## To do
Gather each line in the entries that includes the string "visible".

== Provided entries ==

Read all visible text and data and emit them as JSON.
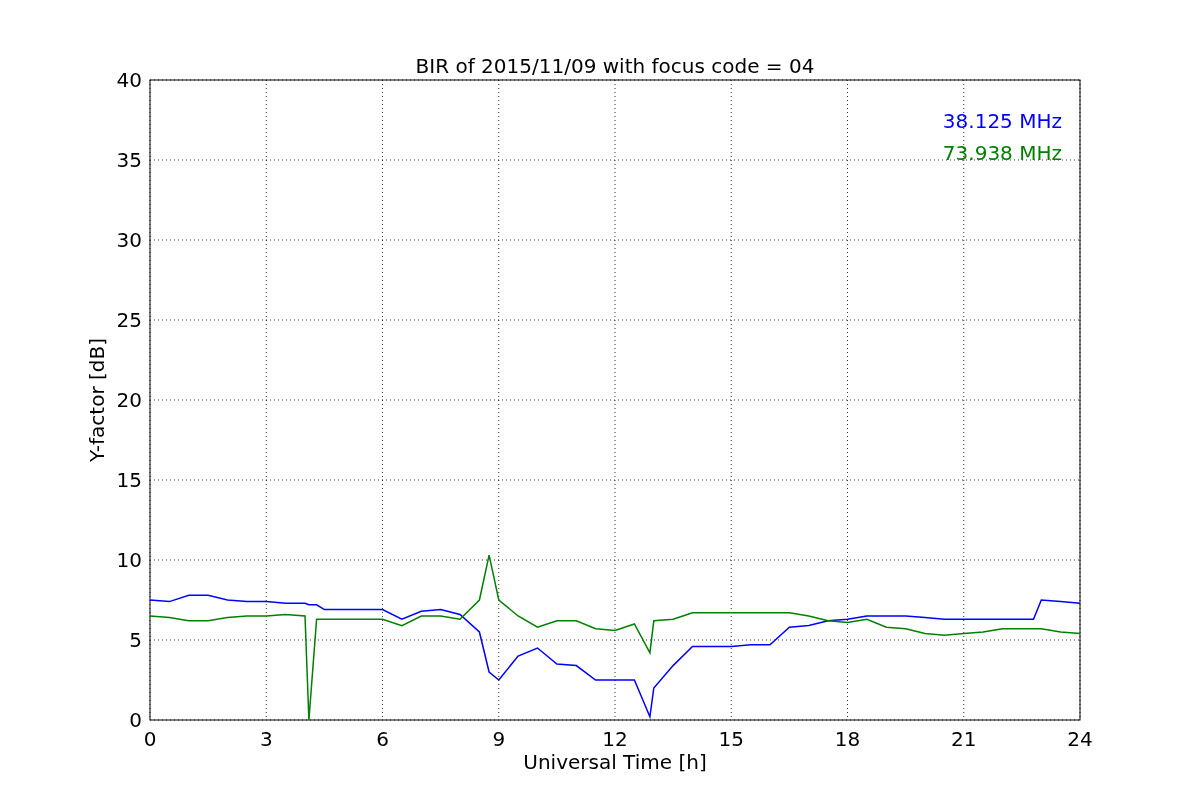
{
  "chart": {
    "chart_data": {
      "type": "line",
      "title": "BIR of 2015/11/09 with focus code = 04",
      "xlabel": "Universal Time [h]",
      "ylabel": "Y-factor [dB]",
      "x": [
        0,
        0.5,
        1,
        1.5,
        2,
        2.5,
        3,
        3.5,
        4,
        4.1,
        4.3,
        4.5,
        5,
        5.5,
        6,
        6.5,
        7,
        7.5,
        8,
        8.5,
        8.75,
        9,
        9.5,
        10,
        10.5,
        11,
        11.5,
        12,
        12.5,
        12.9,
        13,
        13.5,
        14,
        14.5,
        15,
        15.5,
        16,
        16.5,
        17,
        17.5,
        18,
        18.5,
        19,
        19.5,
        20,
        20.5,
        21,
        21.5,
        22,
        22.5,
        22.8,
        23,
        23.5,
        24
      ],
      "series": [
        {
          "name": "38.125 MHz",
          "color": "#0000ff",
          "values": [
            7.5,
            7.4,
            7.8,
            7.8,
            7.5,
            7.4,
            7.4,
            7.3,
            7.3,
            7.2,
            7.2,
            6.9,
            6.9,
            6.9,
            6.9,
            6.3,
            6.8,
            6.9,
            6.6,
            5.5,
            3.0,
            2.5,
            4.0,
            4.5,
            3.5,
            3.4,
            2.5,
            2.5,
            2.5,
            0.2,
            2.0,
            3.4,
            4.6,
            4.6,
            4.6,
            4.7,
            4.7,
            5.8,
            5.9,
            6.2,
            6.3,
            6.5,
            6.5,
            6.5,
            6.4,
            6.3,
            6.3,
            6.3,
            6.3,
            6.3,
            6.3,
            7.5,
            7.4,
            7.3
          ]
        },
        {
          "name": "73.938 MHz",
          "color": "#008000",
          "values": [
            6.5,
            6.4,
            6.2,
            6.2,
            6.4,
            6.5,
            6.5,
            6.6,
            6.5,
            0,
            6.3,
            6.3,
            6.3,
            6.3,
            6.3,
            5.9,
            6.5,
            6.5,
            6.3,
            7.5,
            10.3,
            7.5,
            6.5,
            5.8,
            6.2,
            6.2,
            5.7,
            5.6,
            6.0,
            4.2,
            6.2,
            6.3,
            6.7,
            6.7,
            6.7,
            6.7,
            6.7,
            6.7,
            6.5,
            6.2,
            6.1,
            6.3,
            5.8,
            5.7,
            5.4,
            5.3,
            5.4,
            5.5,
            5.7,
            5.7,
            5.7,
            5.7,
            5.5,
            5.4
          ]
        }
      ],
      "xlim": [
        0,
        24
      ],
      "ylim": [
        0,
        40
      ],
      "xticks": [
        0,
        3,
        6,
        9,
        12,
        15,
        18,
        21,
        24
      ],
      "yticks": [
        0,
        5,
        10,
        15,
        20,
        25,
        30,
        35,
        40
      ],
      "grid": true
    }
  }
}
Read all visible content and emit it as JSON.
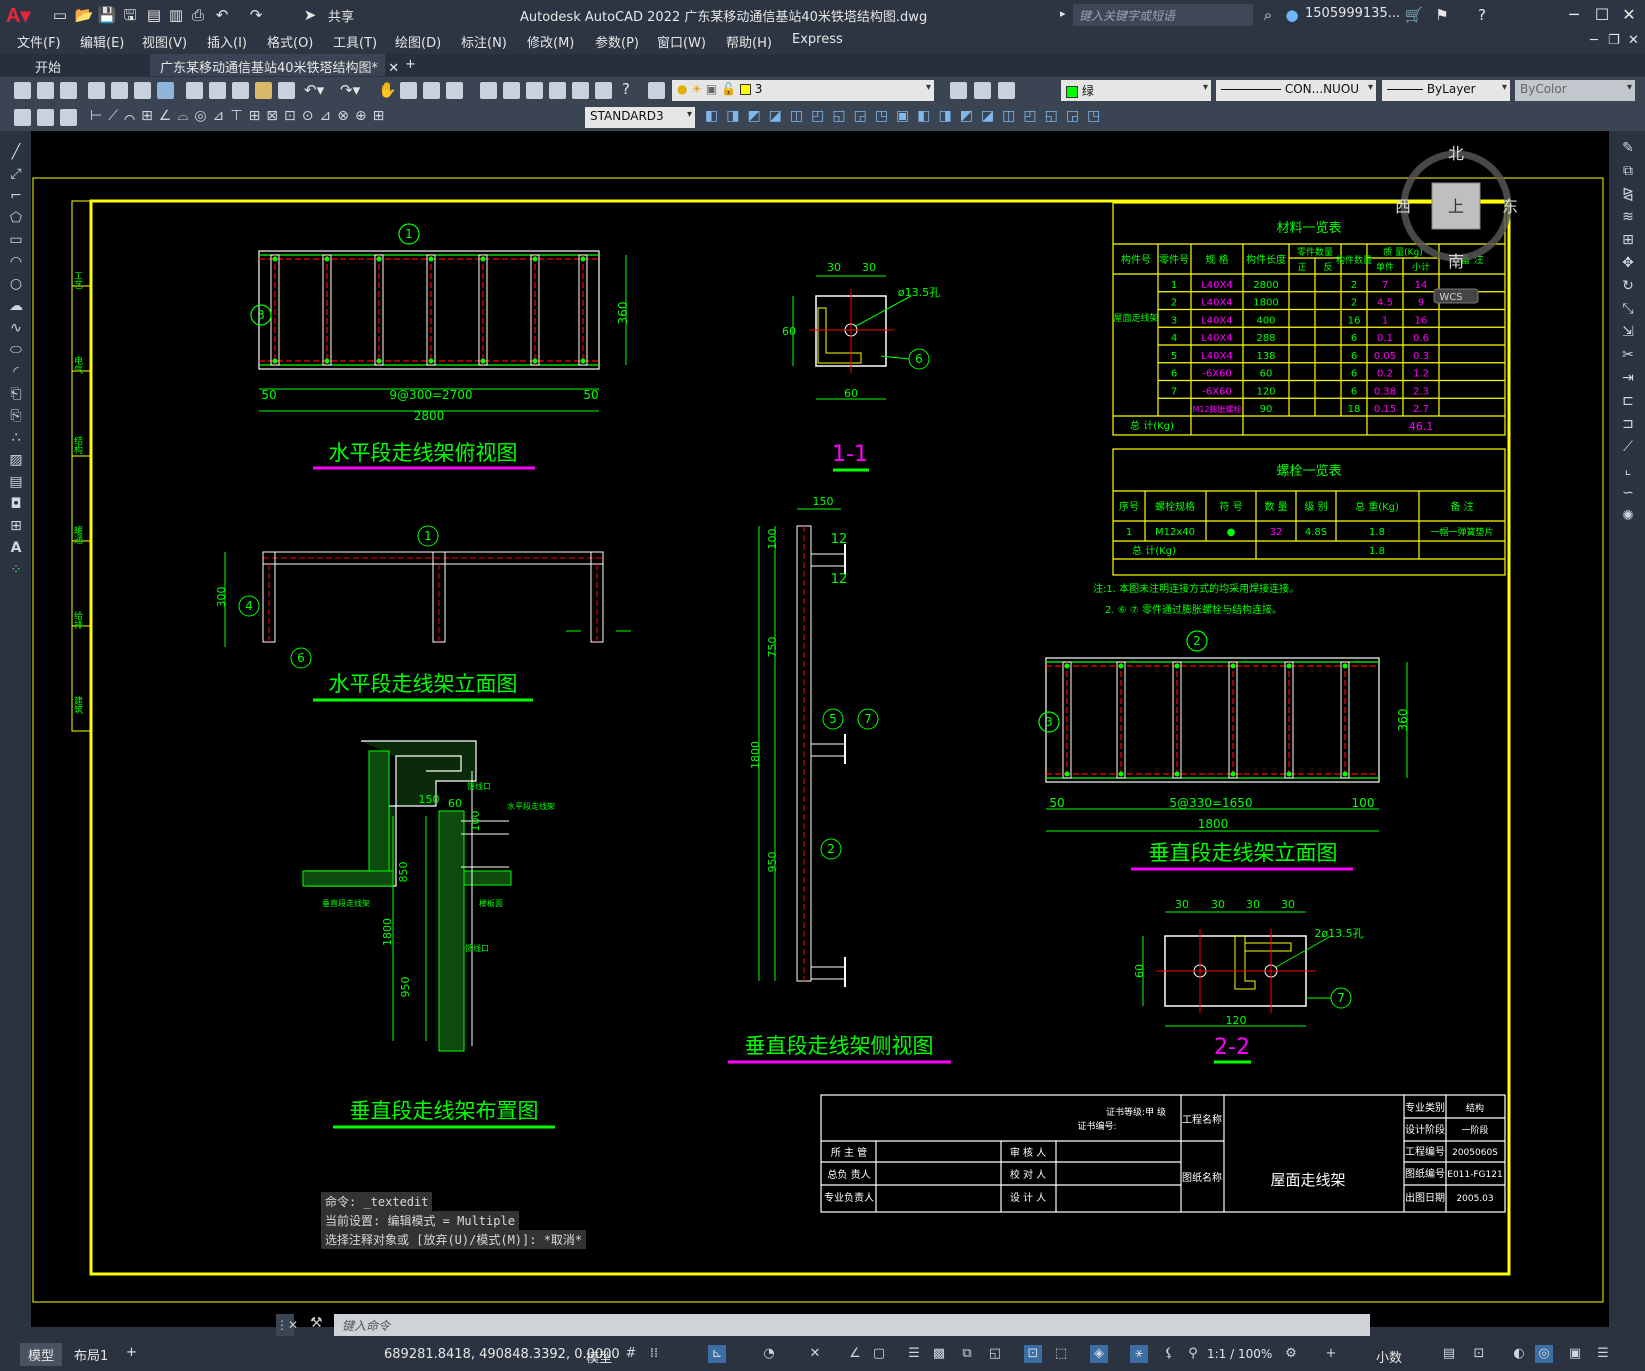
{
  "window": {
    "title": "Autodesk AutoCAD 2022    广东某移动通信基站40米铁塔结构图.dwg",
    "share": "共享",
    "search_placeholder": "键入关键字或短语",
    "user": "1505999135...",
    "minimize": "─",
    "maximize": "☐",
    "close": "✕"
  },
  "menu": [
    "文件(F)",
    "编辑(E)",
    "视图(V)",
    "插入(I)",
    "格式(O)",
    "工具(T)",
    "绘图(D)",
    "标注(N)",
    "修改(M)",
    "参数(P)",
    "窗口(W)",
    "帮助(H)",
    "Express"
  ],
  "tabs": {
    "start": "开始",
    "drawing": "广东某移动通信基站40米铁塔结构图*",
    "close": "✕",
    "add": "+"
  },
  "toolbar": {
    "layer": "3",
    "color": "绿",
    "linetype": "CON...NUOU",
    "lineweight": "ByLayer",
    "plotstyle": "ByColor",
    "textstyle": "STANDARD3"
  },
  "viewcube": {
    "north": "北",
    "south": "南",
    "east": "东",
    "west": "西",
    "top": "上",
    "wcs": "WCS"
  },
  "drawing": {
    "views": {
      "top_view_title": "水平段走线架俯视图",
      "elev_view_title": "水平段走线架立面图",
      "layout_title": "垂直段走线架布置图",
      "side_view_title": "垂直段走线架侧视图",
      "vert_elev_title": "垂直段走线架立面图",
      "sec11": "1-1",
      "sec22": "2-2"
    },
    "dims": {
      "d50a": "50",
      "d9at300": "9@300=2700",
      "d50b": "50",
      "d2800": "2800",
      "d360a": "360",
      "d30a": "30",
      "d30b": "30",
      "d60v": "60",
      "d60h": "60",
      "dphi1": "ø13.5孔",
      "d300": "300",
      "d150": "150",
      "d100": "100",
      "d750": "750",
      "d1800": "1800",
      "d950": "950",
      "d50c": "50",
      "d5at330": "5@330=1650",
      "d100b": "100",
      "d1800b": "1800",
      "d360b": "360",
      "d30c": "30",
      "d30d": "30",
      "d30e": "30",
      "d30f": "30",
      "d60b": "60",
      "d120": "120",
      "dphi2": "2ø13.5孔",
      "l150": "150",
      "l60": "60",
      "l100": "100",
      "l850": "850",
      "l1800": "1800",
      "l950": "950",
      "lbl_a": "馈线口",
      "lbl_b": "水平段走线架",
      "lbl_c": "垂直段走线架",
      "lbl_d": "楼板面",
      "lbl_e": "馈线口",
      "i12a": "12",
      "i12b": "12"
    },
    "callouts": {
      "c1": "1",
      "c3": "3",
      "c6": "6",
      "c1b": "1",
      "c4": "4",
      "c6b": "6",
      "c5": "5",
      "c7": "7",
      "c2": "2",
      "c2b": "2",
      "c3b": "3",
      "c7b": "7"
    },
    "material_table": {
      "title": "材料一览表",
      "headers": [
        "构件号",
        "零件号",
        "规  格",
        "构件长度",
        "零件数量",
        "构件数量",
        "质 量(Kg)",
        "备  注"
      ],
      "subheaders": [
        "正",
        "反",
        "单件",
        "小计"
      ],
      "group": "屋面走线架",
      "rows": [
        [
          "1",
          "L40X4",
          "2800",
          "2",
          "7",
          "14"
        ],
        [
          "2",
          "L40X4",
          "1800",
          "2",
          "4.5",
          "9"
        ],
        [
          "3",
          "L40X4",
          "400",
          "16",
          "1",
          "16"
        ],
        [
          "4",
          "L40X4",
          "288",
          "6",
          "0.1",
          "0.6"
        ],
        [
          "5",
          "L40X4",
          "138",
          "6",
          "0.05",
          "0.3"
        ],
        [
          "6",
          "-6X60",
          "60",
          "6",
          "0.2",
          "1.2"
        ],
        [
          "7",
          "-6X60",
          "120",
          "6",
          "0.38",
          "2.3"
        ],
        [
          "",
          "M12膨胀螺栓",
          "90",
          "18",
          "0.15",
          "2.7"
        ]
      ],
      "total_label": "总    计(Kg)",
      "total": "46.1"
    },
    "bolt_table": {
      "title": "螺栓一览表",
      "headers": [
        "序号",
        "螺栓规格",
        "符  号",
        "数  量",
        "级  别",
        "总 重(Kg)",
        "备  注"
      ],
      "row": [
        "1",
        "M12x40",
        "●",
        "32",
        "4.8S",
        "1.8",
        "一帽一弹簧垫片"
      ],
      "total_label": "总    计(Kg)",
      "total": "1.8"
    },
    "notes": {
      "n1": "注:1. 本图未注明连接方式的均采用焊接连接。",
      "n2": "2. ⑥ ⑦ 零件通过膨胀螺栓与结构连接。"
    },
    "title_block": {
      "cert_grade": "证书等级:甲          级",
      "cert_no": "证书编号:",
      "project_name": "工程名称",
      "drawing_name_lbl": "图纸名称",
      "drawing_name": "屋面走线架",
      "left_rows": [
        [
          "所 主 管",
          "审  核  人"
        ],
        [
          "总负 责人",
          "校  对  人"
        ],
        [
          "专业负责人",
          "设  计  人"
        ]
      ],
      "right_rows": [
        [
          "专业类别",
          "结构"
        ],
        [
          "设计阶段",
          "一阶段"
        ],
        [
          "工程编号",
          "2005060S"
        ],
        [
          "图纸编号",
          "E011-FG121"
        ],
        [
          "出图日期",
          "2005.03"
        ]
      ]
    },
    "side_labels": [
      "工艺",
      "电气",
      "结构",
      "暖通",
      "给排",
      "建筑"
    ]
  },
  "command": {
    "line1": "命令: _textedit",
    "line2": "当前设置: 编辑模式 = Multiple",
    "line3": "选择注释对象或 [放弃(U)/模式(M)]: *取消*",
    "placeholder": "键入命令"
  },
  "layout_tabs": {
    "model": "模型",
    "layout1": "布局1",
    "add": "+"
  },
  "status": {
    "coords": "689281.8418, 490848.3392, 0.0000",
    "model": "模型",
    "scale": "1:1 / 100%",
    "units": "小数"
  },
  "colors": {
    "yellow": "#ffff00",
    "green": "#00ff00",
    "cyan": "#00ffff",
    "magenta": "#ff00ff",
    "red": "#ff0000",
    "white": "#ffffff"
  }
}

===

## Worked answer
Read all visible text and data and emit them as JSON.
Read all visible content and emit it as JSON.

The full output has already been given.